## WHAT IS ASKED
Would you transcribe all of the data exactly, down to the last character?

─── MATERIAL PROVIDED ───

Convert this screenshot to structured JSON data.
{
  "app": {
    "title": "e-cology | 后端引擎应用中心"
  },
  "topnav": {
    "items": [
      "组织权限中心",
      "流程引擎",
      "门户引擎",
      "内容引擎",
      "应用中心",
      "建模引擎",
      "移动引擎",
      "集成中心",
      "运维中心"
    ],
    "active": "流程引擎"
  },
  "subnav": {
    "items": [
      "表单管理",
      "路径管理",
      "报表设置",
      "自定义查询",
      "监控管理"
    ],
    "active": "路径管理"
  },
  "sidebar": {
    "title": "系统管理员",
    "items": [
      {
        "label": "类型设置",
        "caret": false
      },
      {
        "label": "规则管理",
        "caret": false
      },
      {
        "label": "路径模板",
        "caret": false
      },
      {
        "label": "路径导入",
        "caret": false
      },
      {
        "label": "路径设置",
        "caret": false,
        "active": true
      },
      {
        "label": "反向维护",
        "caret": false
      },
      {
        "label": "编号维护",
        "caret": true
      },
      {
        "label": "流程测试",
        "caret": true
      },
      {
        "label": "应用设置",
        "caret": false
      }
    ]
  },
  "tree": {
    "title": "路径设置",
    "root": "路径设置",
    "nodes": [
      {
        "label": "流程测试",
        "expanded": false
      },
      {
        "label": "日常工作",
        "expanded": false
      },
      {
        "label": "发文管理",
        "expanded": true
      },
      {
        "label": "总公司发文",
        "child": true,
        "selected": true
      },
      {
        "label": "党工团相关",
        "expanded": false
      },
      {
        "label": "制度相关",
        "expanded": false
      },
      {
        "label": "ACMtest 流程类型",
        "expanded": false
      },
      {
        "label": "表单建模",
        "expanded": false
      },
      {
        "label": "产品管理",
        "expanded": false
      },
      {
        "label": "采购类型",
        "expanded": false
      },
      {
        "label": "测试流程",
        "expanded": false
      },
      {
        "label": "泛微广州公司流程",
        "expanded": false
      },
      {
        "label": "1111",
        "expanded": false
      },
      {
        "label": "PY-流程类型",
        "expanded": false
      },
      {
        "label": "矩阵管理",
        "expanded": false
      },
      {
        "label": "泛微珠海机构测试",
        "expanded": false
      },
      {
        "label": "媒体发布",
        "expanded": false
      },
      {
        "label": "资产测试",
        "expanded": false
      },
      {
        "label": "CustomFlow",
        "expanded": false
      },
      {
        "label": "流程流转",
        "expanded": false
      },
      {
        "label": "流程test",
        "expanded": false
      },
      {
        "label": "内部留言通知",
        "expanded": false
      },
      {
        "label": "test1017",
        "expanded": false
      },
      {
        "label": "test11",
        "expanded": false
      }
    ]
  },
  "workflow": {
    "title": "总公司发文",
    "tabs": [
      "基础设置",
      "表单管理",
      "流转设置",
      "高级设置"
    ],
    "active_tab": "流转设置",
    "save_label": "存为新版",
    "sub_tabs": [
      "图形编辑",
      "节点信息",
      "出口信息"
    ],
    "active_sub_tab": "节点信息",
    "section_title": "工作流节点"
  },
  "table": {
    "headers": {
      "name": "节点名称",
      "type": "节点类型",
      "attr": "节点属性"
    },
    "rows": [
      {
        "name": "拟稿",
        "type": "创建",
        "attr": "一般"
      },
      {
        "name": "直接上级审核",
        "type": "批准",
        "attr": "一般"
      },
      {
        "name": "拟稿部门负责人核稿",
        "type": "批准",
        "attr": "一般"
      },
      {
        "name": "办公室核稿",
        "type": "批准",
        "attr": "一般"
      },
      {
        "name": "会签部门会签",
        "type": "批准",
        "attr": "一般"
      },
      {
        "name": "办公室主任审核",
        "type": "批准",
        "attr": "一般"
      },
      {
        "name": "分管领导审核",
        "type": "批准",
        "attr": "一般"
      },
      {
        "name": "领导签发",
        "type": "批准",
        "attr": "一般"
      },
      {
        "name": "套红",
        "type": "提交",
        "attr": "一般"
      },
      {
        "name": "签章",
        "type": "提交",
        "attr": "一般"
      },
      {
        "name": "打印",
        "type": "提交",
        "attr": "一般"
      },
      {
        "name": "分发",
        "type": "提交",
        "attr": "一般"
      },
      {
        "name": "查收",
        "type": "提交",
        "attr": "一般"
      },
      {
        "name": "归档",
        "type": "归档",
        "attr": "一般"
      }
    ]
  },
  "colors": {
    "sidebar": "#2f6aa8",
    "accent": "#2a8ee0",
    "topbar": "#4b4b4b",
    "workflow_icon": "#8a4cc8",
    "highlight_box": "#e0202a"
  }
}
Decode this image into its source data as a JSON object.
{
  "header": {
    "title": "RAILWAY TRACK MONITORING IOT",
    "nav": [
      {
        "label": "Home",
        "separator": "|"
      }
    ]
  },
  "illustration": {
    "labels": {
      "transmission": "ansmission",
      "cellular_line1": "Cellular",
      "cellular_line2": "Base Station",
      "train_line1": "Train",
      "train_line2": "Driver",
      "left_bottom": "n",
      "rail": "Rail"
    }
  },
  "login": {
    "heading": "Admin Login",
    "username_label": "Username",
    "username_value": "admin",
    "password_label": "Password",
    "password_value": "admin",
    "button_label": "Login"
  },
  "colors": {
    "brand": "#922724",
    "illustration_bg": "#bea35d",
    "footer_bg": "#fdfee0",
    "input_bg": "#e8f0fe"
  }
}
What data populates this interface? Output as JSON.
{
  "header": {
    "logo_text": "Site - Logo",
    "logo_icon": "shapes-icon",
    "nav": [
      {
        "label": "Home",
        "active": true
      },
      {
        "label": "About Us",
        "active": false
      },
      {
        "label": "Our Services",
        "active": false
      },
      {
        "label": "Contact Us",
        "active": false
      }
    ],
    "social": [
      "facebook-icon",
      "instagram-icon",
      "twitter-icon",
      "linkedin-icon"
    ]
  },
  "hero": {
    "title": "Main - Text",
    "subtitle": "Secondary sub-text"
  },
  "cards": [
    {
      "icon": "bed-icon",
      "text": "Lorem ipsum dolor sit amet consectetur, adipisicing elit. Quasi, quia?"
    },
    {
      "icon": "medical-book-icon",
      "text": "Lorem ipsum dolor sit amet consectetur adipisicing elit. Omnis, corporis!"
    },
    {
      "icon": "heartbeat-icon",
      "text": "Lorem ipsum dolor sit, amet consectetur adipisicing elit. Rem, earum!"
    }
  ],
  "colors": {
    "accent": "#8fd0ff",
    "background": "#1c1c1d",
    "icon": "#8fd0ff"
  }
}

───

## RESULT OF THIS TASK
Convert this screenshot to structured JSON data.
{
  "app": {
    "title": "e-cology | 后端引擎应用中心"
  },
  "topnav": {
    "items": [
      "组织权限中心",
      "流程引擎",
      "门户引擎",
      "内容引擎",
      "应用中心",
      "建模引擎",
      "移动引擎",
      "集成中心",
      "运维中心"
    ],
    "active": "流程引擎"
  },
  "subnav": {
    "items": [
      "表单管理",
      "路径管理",
      "报表设置",
      "自定义查询",
      "监控管理"
    ],
    "active": "路径管理"
  },
  "sidebar": {
    "title": "系统管理员",
    "items": [
      {
        "label": "类型设置",
        "caret": false
      },
      {
        "label": "规则管理",
        "caret": false
      },
      {
        "label": "路径模板",
        "caret": false
      },
      {
        "label": "路径导入",
        "caret": false
      },
      {
        "label": "路径设置",
        "caret": false,
        "active": true
      },
      {
        "label": "反向维护",
        "caret": false
      },
      {
        "label": "编号维护",
        "caret": true
      },
      {
        "label": "流程测试",
        "caret": true
      },
      {
        "label": "应用设置",
        "caret": false
      }
    ]
  },
  "tree": {
    "title": "路径设置",
    "root": "路径设置",
    "nodes": [
      {
        "label": "流程测试",
        "expanded": false
      },
      {
        "label": "日常工作",
        "expanded": false
      },
      {
        "label": "发文管理",
        "expanded": true
      },
      {
        "label": "总公司发文",
        "child": true,
        "selected": true
      },
      {
        "label": "党工团相关",
        "expanded": false
      },
      {
        "label": "制度相关",
        "expanded": false
      },
      {
        "label": "ACMtest 流程类型",
        "expanded": false
      },
      {
        "label": "表单建模",
        "expanded": false
      },
      {
        "label": "产品管理",
        "expanded": false
      },
      {
        "label": "采购类型",
        "expanded": false
      },
      {
        "label": "测试流程",
        "expanded": false
      },
      {
        "label": "泛微广州公司流程",
        "expanded": false
      },
      {
        "label": "1111",
        "expanded": false
      },
      {
        "label": "PY-流程类型",
        "expanded": false
      },
      {
        "label": "矩阵管理",
        "expanded": false
      },
      {
        "label": "泛微珠海机构测试",
        "expanded": false
      },
      {
        "label": "媒体发布",
        "expanded": false
      },
      {
        "label": "资产测试",
        "expanded": false
      },
      {
        "label": "CustomFlow",
        "expanded": false
      },
      {
        "label": "流程流转",
        "expanded": false
      },
      {
        "label": "流程test",
        "expanded": false
      },
      {
        "label": "内部留言通知",
        "expanded": false
      },
      {
        "label": "test1017",
        "expanded": false
      },
      {
        "label": "test11",
        "expanded": false
      }
    ]
  },
  "workflow": {
    "title": "总公司发文",
    "tabs": [
      "基础设置",
      "表单管理",
      "流转设置",
      "高级设置"
    ],
    "active_tab": "流转设置",
    "save_label": "存为新版",
    "sub_tabs": [
      "图形编辑",
      "节点信息",
      "出口信息"
    ],
    "active_sub_tab": "节点信息",
    "section_title": "工作流节点"
  },
  "table": {
    "headers": {
      "name": "节点名称",
      "type": "节点类型",
      "attr": "节点属性"
    },
    "rows": [
      {
        "name": "拟稿",
        "type": "创建",
        "attr": "一般"
      },
      {
        "name": "直接上级审核",
        "type": "批准",
        "attr": "一般"
      },
      {
        "name": "拟稿部门负责人核稿",
        "type": "批准",
        "attr": "一般"
      },
      {
        "name": "办公室核稿",
        "type": "批准",
        "attr": "一般"
      },
      {
        "name": "会签部门会签",
        "type": "批准",
        "attr": "一般"
      },
      {
        "name": "办公室主任审核",
        "type": "批准",
        "attr": "一般"
      },
      {
        "name": "分管领导审核",
        "type": "批准",
        "attr": "一般"
      },
      {
        "name": "领导签发",
        "type": "批准",
        "attr": "一般"
      },
      {
        "name": "套红",
        "type": "提交",
        "attr": "一般"
      },
      {
        "name": "签章",
        "type": "提交",
        "attr": "一般"
      },
      {
        "name": "打印",
        "type": "提交",
        "attr": "一般"
      },
      {
        "name": "分发",
        "type": "提交",
        "attr": "一般"
      },
      {
        "name": "查收",
        "type": "提交",
        "attr": "一般"
      },
      {
        "name": "归档",
        "type": "归档",
        "attr": "一般"
      }
    ]
  },
  "colors": {
    "sidebar": "#2f6aa8",
    "accent": "#2a8ee0",
    "topbar": "#4b4b4b",
    "workflow_icon": "#8a4cc8",
    "highlight_box": "#e0202a"
  }
}
Decode this image into its source data as a JSON object.
{
  "header": {
    "title": "RAILWAY TRACK MONITORING IOT",
    "nav": [
      {
        "label": "Home",
        "separator": "|"
      }
    ]
  },
  "illustration": {
    "labels": {
      "transmission": "ansmission",
      "cellular_line1": "Cellular",
      "cellular_line2": "Base Station",
      "train_line1": "Train",
      "train_line2": "Driver",
      "left_bottom": "n",
      "rail": "Rail"
    }
  },
  "login": {
    "heading": "Admin Login",
    "username_label": "Username",
    "username_value": "admin",
    "password_label": "Password",
    "password_value": "admin",
    "button_label": "Login"
  },
  "colors": {
    "brand": "#922724",
    "illustration_bg": "#bea35d",
    "footer_bg": "#fdfee0",
    "input_bg": "#e8f0fe"
  }
}
What data populates this interface? Output as JSON.
{
  "header": {
    "logo_text": "Site - Logo",
    "logo_icon": "shapes-icon",
    "nav": [
      {
        "label": "Home",
        "active": true
      },
      {
        "label": "About Us",
        "active": false
      },
      {
        "label": "Our Services",
        "active": false
      },
      {
        "label": "Contact Us",
        "active": false
      }
    ],
    "social": [
      "facebook-icon",
      "instagram-icon",
      "twitter-icon",
      "linkedin-icon"
    ]
  },
  "hero": {
    "title": "Main - Text",
    "subtitle": "Secondary sub-text"
  },
  "cards": [
    {
      "icon": "bed-icon",
      "text": "Lorem ipsum dolor sit amet consectetur, adipisicing elit. Quasi, quia?"
    },
    {
      "icon": "medical-book-icon",
      "text": "Lorem ipsum dolor sit amet consectetur adipisicing elit. Omnis, corporis!"
    },
    {
      "icon": "heartbeat-icon",
      "text": "Lorem ipsum dolor sit, amet consectetur adipisicing elit. Rem, earum!"
    }
  ],
  "colors": {
    "accent": "#8fd0ff",
    "background": "#1c1c1d",
    "icon": "#8fd0ff"
  }
}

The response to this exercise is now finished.